## PROBLEM DETAILS
The answer is a single number: how many lines hold the string "grid".

>> Begin INFORMATION SHOWN

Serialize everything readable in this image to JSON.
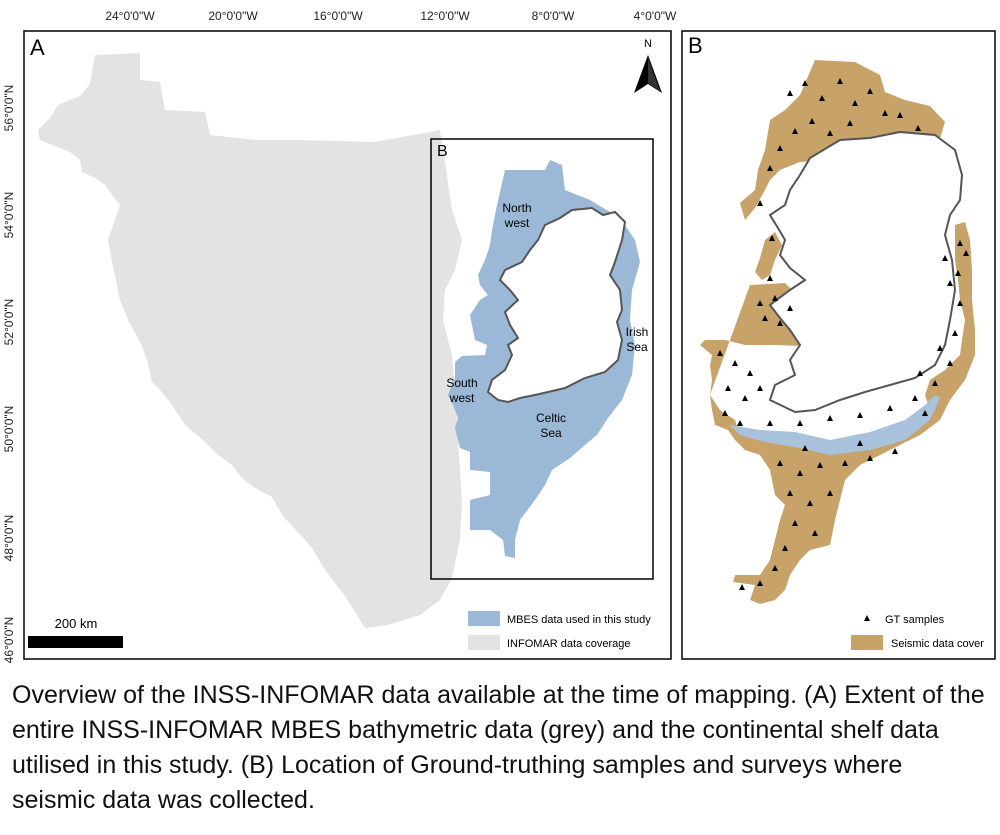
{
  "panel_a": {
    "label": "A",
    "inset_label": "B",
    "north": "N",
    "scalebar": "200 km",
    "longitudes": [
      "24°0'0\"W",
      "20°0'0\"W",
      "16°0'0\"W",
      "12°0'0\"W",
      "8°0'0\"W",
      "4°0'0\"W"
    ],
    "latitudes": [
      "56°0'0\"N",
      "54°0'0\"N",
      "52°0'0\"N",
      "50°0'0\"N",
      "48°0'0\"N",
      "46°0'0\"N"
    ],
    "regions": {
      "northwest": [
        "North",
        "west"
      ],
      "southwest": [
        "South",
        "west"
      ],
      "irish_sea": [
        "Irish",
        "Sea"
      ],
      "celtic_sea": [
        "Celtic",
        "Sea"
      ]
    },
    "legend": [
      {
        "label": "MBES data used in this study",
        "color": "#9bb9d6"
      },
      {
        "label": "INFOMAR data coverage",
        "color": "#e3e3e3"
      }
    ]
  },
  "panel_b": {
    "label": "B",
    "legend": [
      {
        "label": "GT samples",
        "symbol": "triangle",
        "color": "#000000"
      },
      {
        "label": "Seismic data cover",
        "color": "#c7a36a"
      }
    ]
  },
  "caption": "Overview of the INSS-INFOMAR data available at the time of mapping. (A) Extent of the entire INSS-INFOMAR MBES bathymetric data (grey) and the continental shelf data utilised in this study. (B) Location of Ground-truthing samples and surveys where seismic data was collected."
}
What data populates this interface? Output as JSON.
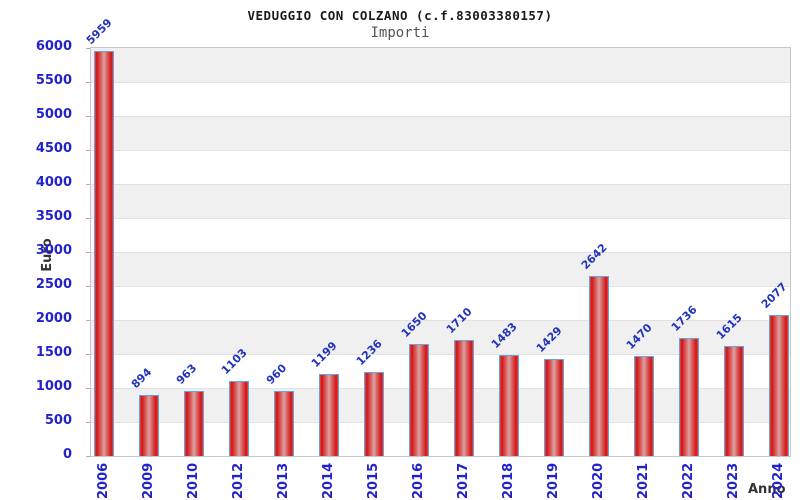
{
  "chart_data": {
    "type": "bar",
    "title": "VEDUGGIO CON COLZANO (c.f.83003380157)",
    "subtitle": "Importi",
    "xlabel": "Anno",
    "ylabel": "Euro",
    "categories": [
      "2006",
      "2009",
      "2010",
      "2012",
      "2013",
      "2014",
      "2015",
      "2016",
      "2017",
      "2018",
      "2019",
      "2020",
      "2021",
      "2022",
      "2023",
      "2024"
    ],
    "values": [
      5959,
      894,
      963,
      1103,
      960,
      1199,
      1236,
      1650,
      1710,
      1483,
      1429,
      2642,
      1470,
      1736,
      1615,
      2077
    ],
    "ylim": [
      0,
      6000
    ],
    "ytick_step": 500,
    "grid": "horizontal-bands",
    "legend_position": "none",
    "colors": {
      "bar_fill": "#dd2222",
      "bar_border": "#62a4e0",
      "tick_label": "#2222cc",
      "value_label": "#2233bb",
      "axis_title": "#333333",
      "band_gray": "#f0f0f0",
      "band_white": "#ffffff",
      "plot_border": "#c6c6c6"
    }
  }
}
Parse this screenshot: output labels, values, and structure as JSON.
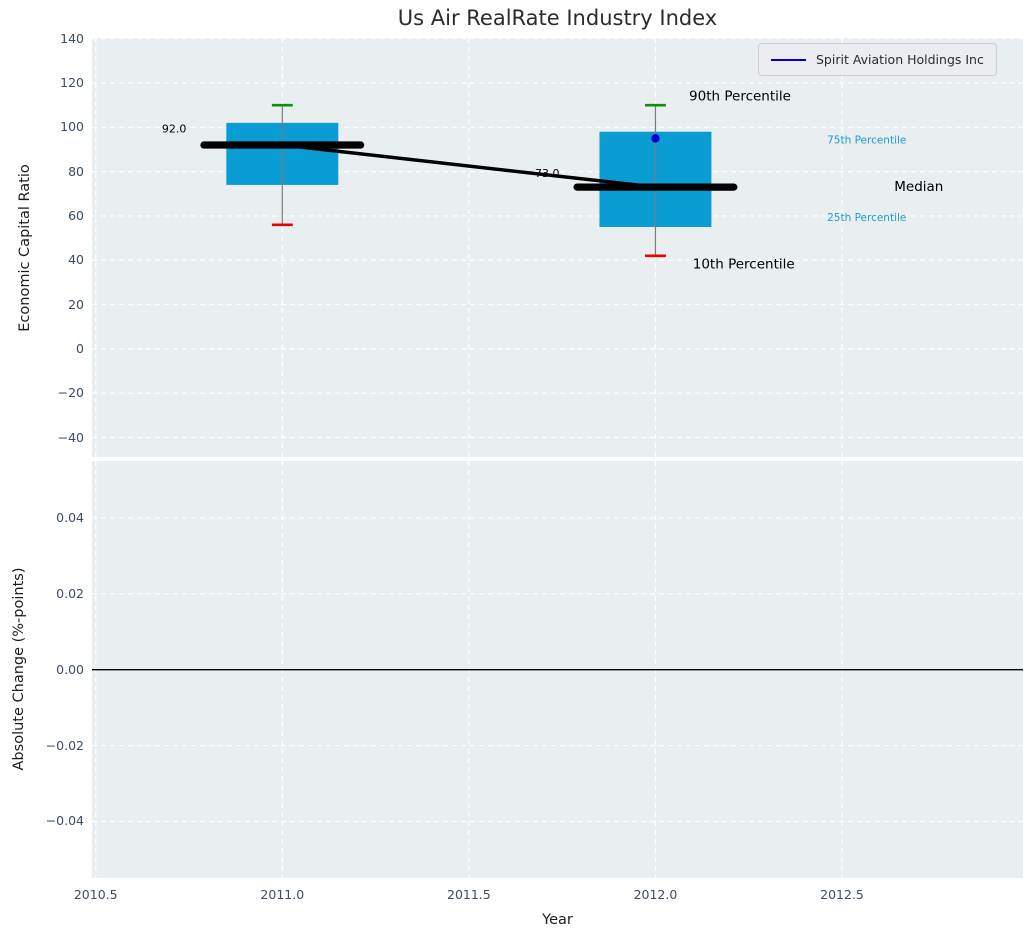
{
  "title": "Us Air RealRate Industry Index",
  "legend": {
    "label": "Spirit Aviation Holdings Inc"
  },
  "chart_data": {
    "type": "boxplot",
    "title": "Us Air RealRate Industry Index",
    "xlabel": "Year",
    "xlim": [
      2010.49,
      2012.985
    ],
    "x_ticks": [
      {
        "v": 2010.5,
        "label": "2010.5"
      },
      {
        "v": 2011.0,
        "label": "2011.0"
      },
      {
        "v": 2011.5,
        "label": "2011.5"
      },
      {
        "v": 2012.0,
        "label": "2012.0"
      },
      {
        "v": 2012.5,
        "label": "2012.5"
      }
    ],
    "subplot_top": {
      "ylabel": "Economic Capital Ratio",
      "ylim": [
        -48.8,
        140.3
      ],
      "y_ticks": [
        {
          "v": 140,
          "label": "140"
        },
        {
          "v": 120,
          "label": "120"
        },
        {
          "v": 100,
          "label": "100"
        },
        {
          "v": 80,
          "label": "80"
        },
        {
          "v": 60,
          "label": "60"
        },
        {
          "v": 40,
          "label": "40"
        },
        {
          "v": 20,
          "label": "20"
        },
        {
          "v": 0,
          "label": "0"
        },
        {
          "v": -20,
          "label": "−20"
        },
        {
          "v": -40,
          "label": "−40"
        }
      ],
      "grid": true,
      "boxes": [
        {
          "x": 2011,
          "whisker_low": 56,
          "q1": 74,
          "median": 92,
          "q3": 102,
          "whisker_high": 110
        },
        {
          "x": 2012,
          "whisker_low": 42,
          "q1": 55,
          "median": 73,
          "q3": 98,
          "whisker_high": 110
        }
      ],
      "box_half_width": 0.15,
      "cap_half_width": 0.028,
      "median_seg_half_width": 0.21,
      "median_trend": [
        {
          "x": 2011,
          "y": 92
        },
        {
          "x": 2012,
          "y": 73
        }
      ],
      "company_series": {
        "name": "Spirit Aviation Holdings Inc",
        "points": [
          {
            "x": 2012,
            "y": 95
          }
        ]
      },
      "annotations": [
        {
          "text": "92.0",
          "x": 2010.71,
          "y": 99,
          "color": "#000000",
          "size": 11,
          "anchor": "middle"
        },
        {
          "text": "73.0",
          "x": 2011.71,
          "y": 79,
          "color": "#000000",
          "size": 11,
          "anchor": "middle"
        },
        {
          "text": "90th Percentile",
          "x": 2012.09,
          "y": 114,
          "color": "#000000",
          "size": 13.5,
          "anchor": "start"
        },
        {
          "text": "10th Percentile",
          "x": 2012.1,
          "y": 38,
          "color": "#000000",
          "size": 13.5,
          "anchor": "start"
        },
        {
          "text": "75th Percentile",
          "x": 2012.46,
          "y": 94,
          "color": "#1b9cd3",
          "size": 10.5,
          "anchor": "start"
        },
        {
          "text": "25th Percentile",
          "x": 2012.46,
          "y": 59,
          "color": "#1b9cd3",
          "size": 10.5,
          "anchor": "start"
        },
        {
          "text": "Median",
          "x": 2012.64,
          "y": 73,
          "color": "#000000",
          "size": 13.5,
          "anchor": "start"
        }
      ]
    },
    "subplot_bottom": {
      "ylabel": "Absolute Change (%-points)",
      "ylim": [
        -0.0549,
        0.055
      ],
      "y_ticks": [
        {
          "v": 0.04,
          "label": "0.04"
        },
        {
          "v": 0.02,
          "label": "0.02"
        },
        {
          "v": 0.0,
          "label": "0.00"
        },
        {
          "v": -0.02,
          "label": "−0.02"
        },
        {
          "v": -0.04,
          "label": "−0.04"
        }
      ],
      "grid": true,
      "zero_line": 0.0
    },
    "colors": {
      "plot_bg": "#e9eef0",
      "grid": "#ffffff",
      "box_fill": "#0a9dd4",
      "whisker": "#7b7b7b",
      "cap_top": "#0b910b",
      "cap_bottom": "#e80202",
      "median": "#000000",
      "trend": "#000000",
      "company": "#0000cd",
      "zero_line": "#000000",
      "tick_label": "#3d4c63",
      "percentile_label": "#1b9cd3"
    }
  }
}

>> End INFORMATION SHOWN
>> Begin INFORMATION SHOWN

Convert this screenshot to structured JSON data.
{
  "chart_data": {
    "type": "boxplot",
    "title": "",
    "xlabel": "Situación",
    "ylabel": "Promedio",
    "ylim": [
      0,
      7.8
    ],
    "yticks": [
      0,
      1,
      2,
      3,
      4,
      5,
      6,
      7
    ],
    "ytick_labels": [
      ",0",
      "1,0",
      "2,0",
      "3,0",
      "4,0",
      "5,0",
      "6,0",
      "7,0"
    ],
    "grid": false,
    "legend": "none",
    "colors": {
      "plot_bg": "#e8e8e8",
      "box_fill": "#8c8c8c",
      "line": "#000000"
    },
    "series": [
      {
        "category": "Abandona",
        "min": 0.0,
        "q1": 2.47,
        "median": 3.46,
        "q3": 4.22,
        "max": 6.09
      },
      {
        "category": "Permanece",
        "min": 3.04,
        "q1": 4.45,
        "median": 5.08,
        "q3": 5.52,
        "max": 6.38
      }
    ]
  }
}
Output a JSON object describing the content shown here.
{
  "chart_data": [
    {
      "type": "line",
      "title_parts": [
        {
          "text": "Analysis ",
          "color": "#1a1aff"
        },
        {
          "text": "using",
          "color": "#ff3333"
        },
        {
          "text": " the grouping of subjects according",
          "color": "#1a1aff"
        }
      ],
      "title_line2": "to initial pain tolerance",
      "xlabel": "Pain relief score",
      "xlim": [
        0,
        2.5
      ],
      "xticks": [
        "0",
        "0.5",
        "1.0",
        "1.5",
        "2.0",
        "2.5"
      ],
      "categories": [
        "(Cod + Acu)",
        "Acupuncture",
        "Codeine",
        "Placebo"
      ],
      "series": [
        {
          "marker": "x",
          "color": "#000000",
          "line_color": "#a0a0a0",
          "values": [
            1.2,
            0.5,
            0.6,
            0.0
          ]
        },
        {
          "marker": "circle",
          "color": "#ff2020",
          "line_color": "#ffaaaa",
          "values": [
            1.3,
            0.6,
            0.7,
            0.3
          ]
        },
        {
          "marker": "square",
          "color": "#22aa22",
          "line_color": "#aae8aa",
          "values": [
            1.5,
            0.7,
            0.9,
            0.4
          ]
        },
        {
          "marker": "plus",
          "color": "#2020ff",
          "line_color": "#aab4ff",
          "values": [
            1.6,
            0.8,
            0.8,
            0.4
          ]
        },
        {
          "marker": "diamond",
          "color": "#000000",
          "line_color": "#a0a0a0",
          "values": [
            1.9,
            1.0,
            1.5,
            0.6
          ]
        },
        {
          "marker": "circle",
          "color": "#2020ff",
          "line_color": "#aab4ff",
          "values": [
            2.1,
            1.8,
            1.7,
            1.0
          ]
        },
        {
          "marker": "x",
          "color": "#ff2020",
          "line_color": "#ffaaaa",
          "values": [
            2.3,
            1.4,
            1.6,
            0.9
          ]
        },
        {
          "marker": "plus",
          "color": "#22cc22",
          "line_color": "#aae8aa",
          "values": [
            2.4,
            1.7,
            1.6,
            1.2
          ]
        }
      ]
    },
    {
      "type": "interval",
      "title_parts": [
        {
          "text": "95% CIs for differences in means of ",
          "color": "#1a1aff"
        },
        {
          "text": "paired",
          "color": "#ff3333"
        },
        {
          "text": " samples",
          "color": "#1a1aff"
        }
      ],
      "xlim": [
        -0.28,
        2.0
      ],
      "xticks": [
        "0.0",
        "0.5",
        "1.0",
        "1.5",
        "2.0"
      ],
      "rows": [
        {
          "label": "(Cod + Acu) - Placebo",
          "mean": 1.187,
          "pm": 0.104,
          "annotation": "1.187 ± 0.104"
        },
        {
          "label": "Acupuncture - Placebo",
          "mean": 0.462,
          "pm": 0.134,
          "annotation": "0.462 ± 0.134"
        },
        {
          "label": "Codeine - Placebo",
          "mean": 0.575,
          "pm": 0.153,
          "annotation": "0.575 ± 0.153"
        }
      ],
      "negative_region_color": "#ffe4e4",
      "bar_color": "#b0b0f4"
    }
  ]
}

>> End INFORMATION SHOWN

## SOLUTION
5